═══ Record extracts ═══
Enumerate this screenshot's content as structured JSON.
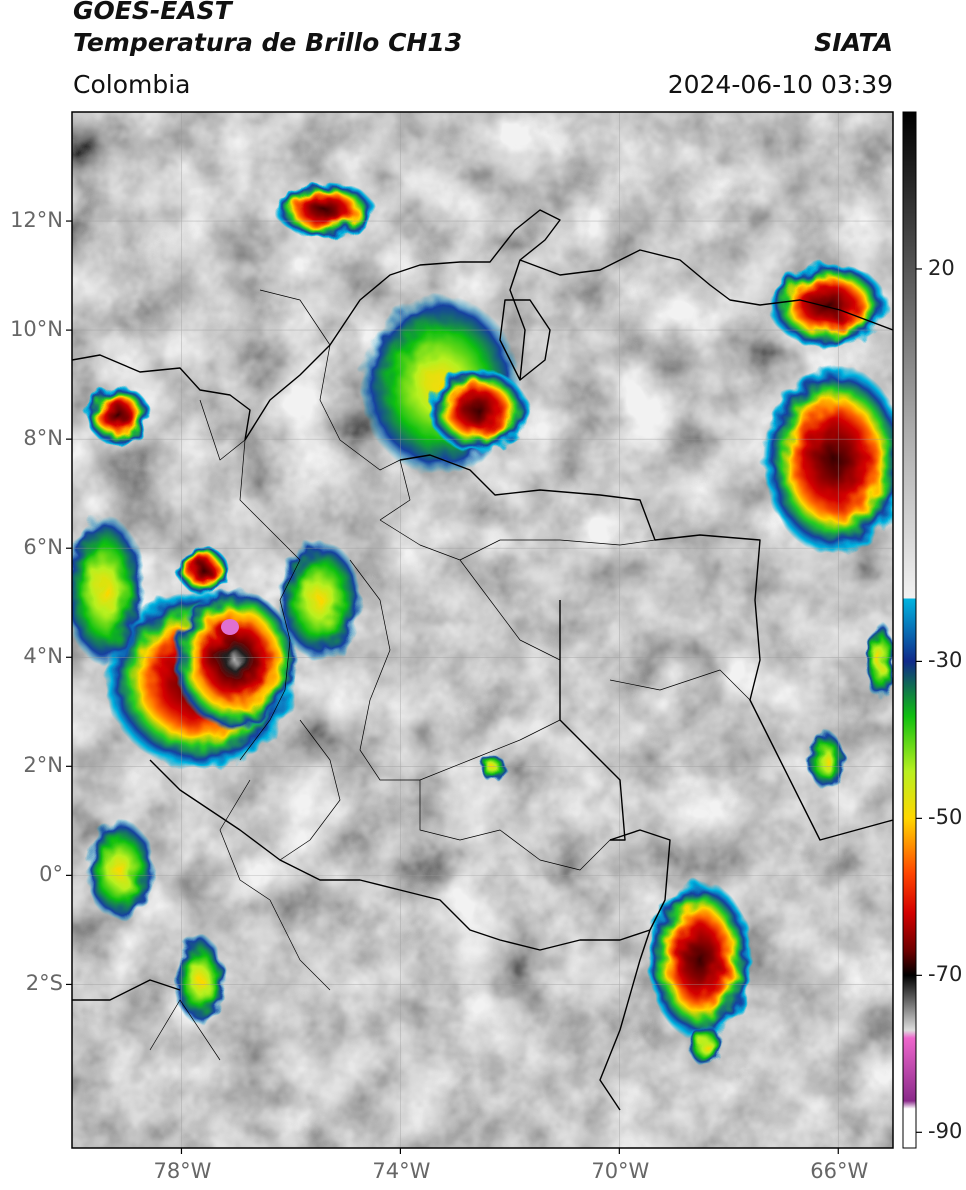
{
  "header": {
    "title_line1": "GOES-EAST",
    "title_line2": "Temperatura de Brillo CH13",
    "brand": "SIATA",
    "region": "Colombia",
    "timestamp": "2024-06-10 03:39"
  },
  "map": {
    "lon_range": [
      -80,
      -65
    ],
    "lat_range": [
      -5,
      14
    ],
    "lat_ticks": [
      "12°N",
      "10°N",
      "8°N",
      "6°N",
      "4°N",
      "2°N",
      "0°",
      "2°S"
    ],
    "lon_ticks": [
      "78°W",
      "74°W",
      "70°W",
      "66°W"
    ]
  },
  "colorbar": {
    "ticks": [
      "20",
      "-30",
      "-50",
      "-70",
      "-90"
    ],
    "scale": [
      {
        "value": 40,
        "color": "#000000"
      },
      {
        "value": 20,
        "color": "#555555"
      },
      {
        "value": 0,
        "color": "#aaaaaa"
      },
      {
        "value": -22,
        "color": "#f2f2f2"
      },
      {
        "value": -22,
        "color": "#00b4e0"
      },
      {
        "value": -30,
        "color": "#102a8a"
      },
      {
        "value": -37,
        "color": "#10c010"
      },
      {
        "value": -44,
        "color": "#b8f020"
      },
      {
        "value": -50,
        "color": "#ffd700"
      },
      {
        "value": -57,
        "color": "#ff4500"
      },
      {
        "value": -62,
        "color": "#d40000"
      },
      {
        "value": -67,
        "color": "#6a0000"
      },
      {
        "value": -70,
        "color": "#000000"
      },
      {
        "value": -77,
        "color": "#dddddd"
      },
      {
        "value": -78,
        "color": "#ee66cc"
      },
      {
        "value": -86,
        "color": "#8a2a8a"
      },
      {
        "value": -87,
        "color": "#ffffff"
      }
    ]
  }
}
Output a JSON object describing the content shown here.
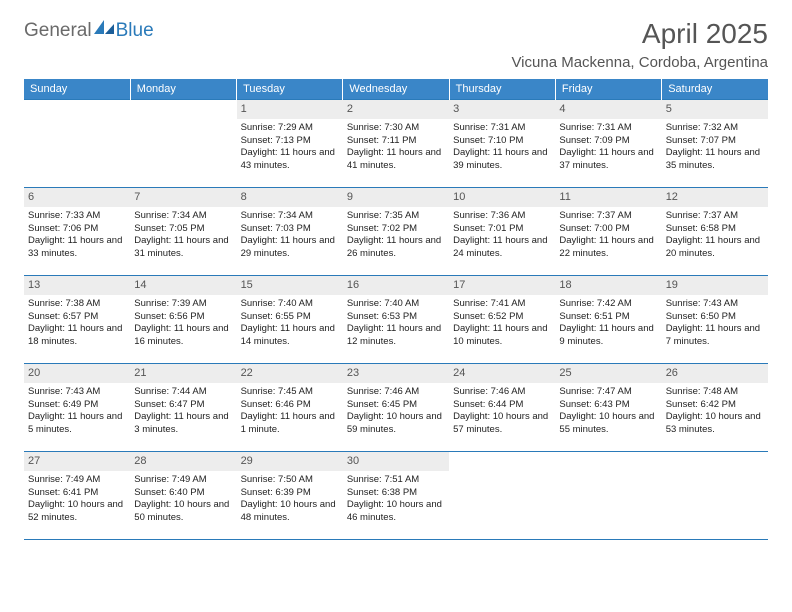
{
  "logo": {
    "textGeneral": "General",
    "textBlue": "Blue"
  },
  "header": {
    "monthTitle": "April 2025",
    "location": "Vicuna Mackenna, Cordoba, Argentina"
  },
  "colors": {
    "headerBg": "#3a86c8",
    "headerRule": "#2a7ab9",
    "dayBg": "#ededed",
    "text": "#222222",
    "titleText": "#555555"
  },
  "dayHeaders": [
    "Sunday",
    "Monday",
    "Tuesday",
    "Wednesday",
    "Thursday",
    "Friday",
    "Saturday"
  ],
  "weeks": [
    [
      {
        "blank": true
      },
      {
        "blank": true
      },
      {
        "n": "1",
        "sr": "7:29 AM",
        "ss": "7:13 PM",
        "dl": "11 hours and 43 minutes."
      },
      {
        "n": "2",
        "sr": "7:30 AM",
        "ss": "7:11 PM",
        "dl": "11 hours and 41 minutes."
      },
      {
        "n": "3",
        "sr": "7:31 AM",
        "ss": "7:10 PM",
        "dl": "11 hours and 39 minutes."
      },
      {
        "n": "4",
        "sr": "7:31 AM",
        "ss": "7:09 PM",
        "dl": "11 hours and 37 minutes."
      },
      {
        "n": "5",
        "sr": "7:32 AM",
        "ss": "7:07 PM",
        "dl": "11 hours and 35 minutes."
      }
    ],
    [
      {
        "n": "6",
        "sr": "7:33 AM",
        "ss": "7:06 PM",
        "dl": "11 hours and 33 minutes."
      },
      {
        "n": "7",
        "sr": "7:34 AM",
        "ss": "7:05 PM",
        "dl": "11 hours and 31 minutes."
      },
      {
        "n": "8",
        "sr": "7:34 AM",
        "ss": "7:03 PM",
        "dl": "11 hours and 29 minutes."
      },
      {
        "n": "9",
        "sr": "7:35 AM",
        "ss": "7:02 PM",
        "dl": "11 hours and 26 minutes."
      },
      {
        "n": "10",
        "sr": "7:36 AM",
        "ss": "7:01 PM",
        "dl": "11 hours and 24 minutes."
      },
      {
        "n": "11",
        "sr": "7:37 AM",
        "ss": "7:00 PM",
        "dl": "11 hours and 22 minutes."
      },
      {
        "n": "12",
        "sr": "7:37 AM",
        "ss": "6:58 PM",
        "dl": "11 hours and 20 minutes."
      }
    ],
    [
      {
        "n": "13",
        "sr": "7:38 AM",
        "ss": "6:57 PM",
        "dl": "11 hours and 18 minutes."
      },
      {
        "n": "14",
        "sr": "7:39 AM",
        "ss": "6:56 PM",
        "dl": "11 hours and 16 minutes."
      },
      {
        "n": "15",
        "sr": "7:40 AM",
        "ss": "6:55 PM",
        "dl": "11 hours and 14 minutes."
      },
      {
        "n": "16",
        "sr": "7:40 AM",
        "ss": "6:53 PM",
        "dl": "11 hours and 12 minutes."
      },
      {
        "n": "17",
        "sr": "7:41 AM",
        "ss": "6:52 PM",
        "dl": "11 hours and 10 minutes."
      },
      {
        "n": "18",
        "sr": "7:42 AM",
        "ss": "6:51 PM",
        "dl": "11 hours and 9 minutes."
      },
      {
        "n": "19",
        "sr": "7:43 AM",
        "ss": "6:50 PM",
        "dl": "11 hours and 7 minutes."
      }
    ],
    [
      {
        "n": "20",
        "sr": "7:43 AM",
        "ss": "6:49 PM",
        "dl": "11 hours and 5 minutes."
      },
      {
        "n": "21",
        "sr": "7:44 AM",
        "ss": "6:47 PM",
        "dl": "11 hours and 3 minutes."
      },
      {
        "n": "22",
        "sr": "7:45 AM",
        "ss": "6:46 PM",
        "dl": "11 hours and 1 minute."
      },
      {
        "n": "23",
        "sr": "7:46 AM",
        "ss": "6:45 PM",
        "dl": "10 hours and 59 minutes."
      },
      {
        "n": "24",
        "sr": "7:46 AM",
        "ss": "6:44 PM",
        "dl": "10 hours and 57 minutes."
      },
      {
        "n": "25",
        "sr": "7:47 AM",
        "ss": "6:43 PM",
        "dl": "10 hours and 55 minutes."
      },
      {
        "n": "26",
        "sr": "7:48 AM",
        "ss": "6:42 PM",
        "dl": "10 hours and 53 minutes."
      }
    ],
    [
      {
        "n": "27",
        "sr": "7:49 AM",
        "ss": "6:41 PM",
        "dl": "10 hours and 52 minutes."
      },
      {
        "n": "28",
        "sr": "7:49 AM",
        "ss": "6:40 PM",
        "dl": "10 hours and 50 minutes."
      },
      {
        "n": "29",
        "sr": "7:50 AM",
        "ss": "6:39 PM",
        "dl": "10 hours and 48 minutes."
      },
      {
        "n": "30",
        "sr": "7:51 AM",
        "ss": "6:38 PM",
        "dl": "10 hours and 46 minutes."
      },
      {
        "blank": true
      },
      {
        "blank": true
      },
      {
        "blank": true
      }
    ]
  ],
  "labels": {
    "sunrise": "Sunrise: ",
    "sunset": "Sunset: ",
    "daylight": "Daylight: "
  }
}
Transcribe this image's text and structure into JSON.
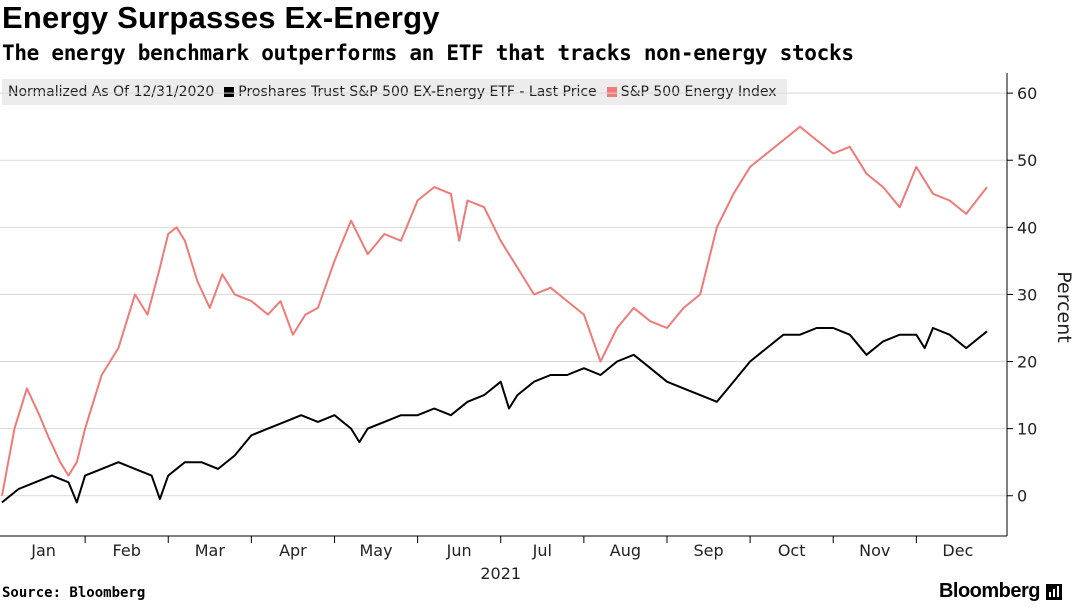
{
  "header": {
    "title": "Energy Surpasses Ex-Energy",
    "subtitle": "The energy benchmark outperforms an ETF that tracks non-energy stocks"
  },
  "legend": {
    "note": "Normalized As Of 12/31/2020",
    "series_a": "Proshares Trust S&P 500 EX-Energy ETF - Last Price",
    "series_b": "S&P 500 Energy Index"
  },
  "footer": {
    "source": "Source: Bloomberg",
    "brand": "Bloomberg"
  },
  "colors": {
    "etf": "#000000",
    "energy": "#f07a78",
    "grid": "#d8d8d8"
  },
  "chart_data": {
    "type": "line",
    "title": "Energy Surpasses Ex-Energy",
    "ylabel": "Percent",
    "xlabel": "2021",
    "ylim": [
      -6,
      63
    ],
    "yticks": [
      0,
      10,
      20,
      30,
      40,
      50,
      60
    ],
    "x_range_months": [
      0,
      11.85
    ],
    "month_labels": [
      "Jan",
      "Feb",
      "Mar",
      "Apr",
      "May",
      "Jun",
      "Jul",
      "Aug",
      "Sep",
      "Oct",
      "Nov",
      "Dec"
    ],
    "year_label": "2021",
    "grid": true,
    "series": [
      {
        "name": "Proshares Trust S&P 500 EX-Energy ETF - Last Price",
        "color": "#000000",
        "x": [
          0,
          0.2,
          0.4,
          0.6,
          0.8,
          0.9,
          1.0,
          1.2,
          1.4,
          1.6,
          1.8,
          1.9,
          2.0,
          2.2,
          2.4,
          2.6,
          2.8,
          3.0,
          3.2,
          3.4,
          3.6,
          3.8,
          4.0,
          4.2,
          4.3,
          4.4,
          4.6,
          4.8,
          5.0,
          5.2,
          5.4,
          5.6,
          5.8,
          6.0,
          6.1,
          6.2,
          6.4,
          6.6,
          6.8,
          7.0,
          7.2,
          7.4,
          7.6,
          7.8,
          8.0,
          8.2,
          8.4,
          8.6,
          8.8,
          9.0,
          9.2,
          9.4,
          9.6,
          9.8,
          10.0,
          10.2,
          10.4,
          10.6,
          10.8,
          11.0,
          11.1,
          11.2,
          11.4,
          11.6,
          11.85
        ],
        "values": [
          -1,
          1,
          2,
          3,
          2,
          -1,
          3,
          4,
          5,
          4,
          3,
          -0.5,
          3,
          5,
          5,
          4,
          6,
          9,
          10,
          11,
          12,
          11,
          12,
          10,
          8,
          10,
          11,
          12,
          12,
          13,
          12,
          14,
          15,
          17,
          13,
          15,
          17,
          18,
          18,
          19,
          18,
          20,
          21,
          19,
          17,
          16,
          15,
          14,
          17,
          20,
          22,
          24,
          24,
          25,
          25,
          24,
          21,
          23,
          24,
          24,
          22,
          25,
          24,
          22,
          24.5
        ]
      },
      {
        "name": "S&P 500 Energy Index",
        "color": "#f07a78",
        "x": [
          0,
          0.15,
          0.3,
          0.45,
          0.55,
          0.7,
          0.8,
          0.9,
          1.0,
          1.2,
          1.4,
          1.6,
          1.75,
          1.9,
          2.0,
          2.1,
          2.2,
          2.35,
          2.5,
          2.65,
          2.8,
          3.0,
          3.2,
          3.35,
          3.5,
          3.65,
          3.8,
          4.0,
          4.2,
          4.4,
          4.6,
          4.8,
          5.0,
          5.2,
          5.4,
          5.5,
          5.6,
          5.8,
          6.0,
          6.2,
          6.4,
          6.6,
          6.8,
          7.0,
          7.2,
          7.4,
          7.6,
          7.8,
          8.0,
          8.2,
          8.4,
          8.6,
          8.8,
          9.0,
          9.2,
          9.4,
          9.6,
          9.8,
          10.0,
          10.2,
          10.4,
          10.6,
          10.8,
          11.0,
          11.2,
          11.4,
          11.6,
          11.85
        ],
        "values": [
          0,
          10,
          16,
          12,
          9,
          5,
          3,
          5,
          10,
          18,
          22,
          30,
          27,
          34,
          39,
          40,
          38,
          32,
          28,
          33,
          30,
          29,
          27,
          29,
          24,
          27,
          28,
          35,
          41,
          36,
          39,
          38,
          44,
          46,
          45,
          38,
          44,
          43,
          38,
          34,
          30,
          31,
          29,
          27,
          20,
          25,
          28,
          26,
          25,
          28,
          30,
          40,
          45,
          49,
          51,
          53,
          55,
          53,
          51,
          52,
          48,
          46,
          43,
          49,
          45,
          44,
          42,
          46
        ]
      }
    ]
  }
}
═══
→ Required task: Extract all lines that hold the word "Bloomberg".

→ Expected answer:
    "source": "Source: Bloomberg",
    "brand": "Bloomberg"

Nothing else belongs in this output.